» **Given exercise**:
Extract the complete data exactly as given.

[START OF Records supplied]

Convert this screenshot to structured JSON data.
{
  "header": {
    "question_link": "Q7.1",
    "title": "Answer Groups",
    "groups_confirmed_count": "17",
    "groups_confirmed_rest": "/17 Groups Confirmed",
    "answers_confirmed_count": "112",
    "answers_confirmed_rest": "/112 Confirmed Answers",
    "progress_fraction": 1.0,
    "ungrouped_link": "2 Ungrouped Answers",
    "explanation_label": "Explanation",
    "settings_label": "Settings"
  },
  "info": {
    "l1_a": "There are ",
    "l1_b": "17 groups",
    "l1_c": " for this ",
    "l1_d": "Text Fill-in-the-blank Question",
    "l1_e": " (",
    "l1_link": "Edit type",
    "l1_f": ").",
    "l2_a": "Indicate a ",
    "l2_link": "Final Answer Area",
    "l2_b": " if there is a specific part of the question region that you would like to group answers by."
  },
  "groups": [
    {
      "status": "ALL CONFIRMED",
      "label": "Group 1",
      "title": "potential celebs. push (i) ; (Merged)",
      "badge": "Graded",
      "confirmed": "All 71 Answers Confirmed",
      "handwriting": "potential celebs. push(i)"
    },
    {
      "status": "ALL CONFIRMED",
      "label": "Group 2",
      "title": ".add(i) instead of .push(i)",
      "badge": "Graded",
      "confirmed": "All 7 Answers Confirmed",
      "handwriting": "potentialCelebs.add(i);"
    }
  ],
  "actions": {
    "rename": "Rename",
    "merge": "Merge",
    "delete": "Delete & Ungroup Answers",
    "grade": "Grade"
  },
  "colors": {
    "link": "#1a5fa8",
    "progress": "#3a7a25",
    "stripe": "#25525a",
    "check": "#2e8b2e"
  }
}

[END OF Records supplied]

» **The completed task**:
Convert this screenshot to structured JSON data.
{
  "header": {
    "question_link": "Q7.1",
    "title": "Answer Groups",
    "groups_confirmed_count": "17",
    "groups_confirmed_rest": "/17 Groups Confirmed",
    "answers_confirmed_count": "112",
    "answers_confirmed_rest": "/112 Confirmed Answers",
    "progress_fraction": 1.0,
    "ungrouped_link": "2 Ungrouped Answers",
    "explanation_label": "Explanation",
    "settings_label": "Settings"
  },
  "info": {
    "l1_a": "There are ",
    "l1_b": "17 groups",
    "l1_c": " for this ",
    "l1_d": "Text Fill-in-the-blank Question",
    "l1_e": " (",
    "l1_link": "Edit type",
    "l1_f": ").",
    "l2_a": "Indicate a ",
    "l2_link": "Final Answer Area",
    "l2_b": " if there is a specific part of the question region that you would like to group answers by."
  },
  "groups": [
    {
      "status": "ALL CONFIRMED",
      "label": "Group 1",
      "title": "potential celebs. push (i) ; (Merged)",
      "badge": "Graded",
      "confirmed": "All 71 Answers Confirmed",
      "handwriting": "potential celebs. push(i)"
    },
    {
      "status": "ALL CONFIRMED",
      "label": "Group 2",
      "title": ".add(i) instead of .push(i)",
      "badge": "Graded",
      "confirmed": "All 7 Answers Confirmed",
      "handwriting": "potentialCelebs.add(i);"
    }
  ],
  "actions": {
    "rename": "Rename",
    "merge": "Merge",
    "delete": "Delete & Ungroup Answers",
    "grade": "Grade"
  },
  "colors": {
    "link": "#1a5fa8",
    "progress": "#3a7a25",
    "stripe": "#25525a",
    "check": "#2e8b2e"
  }
}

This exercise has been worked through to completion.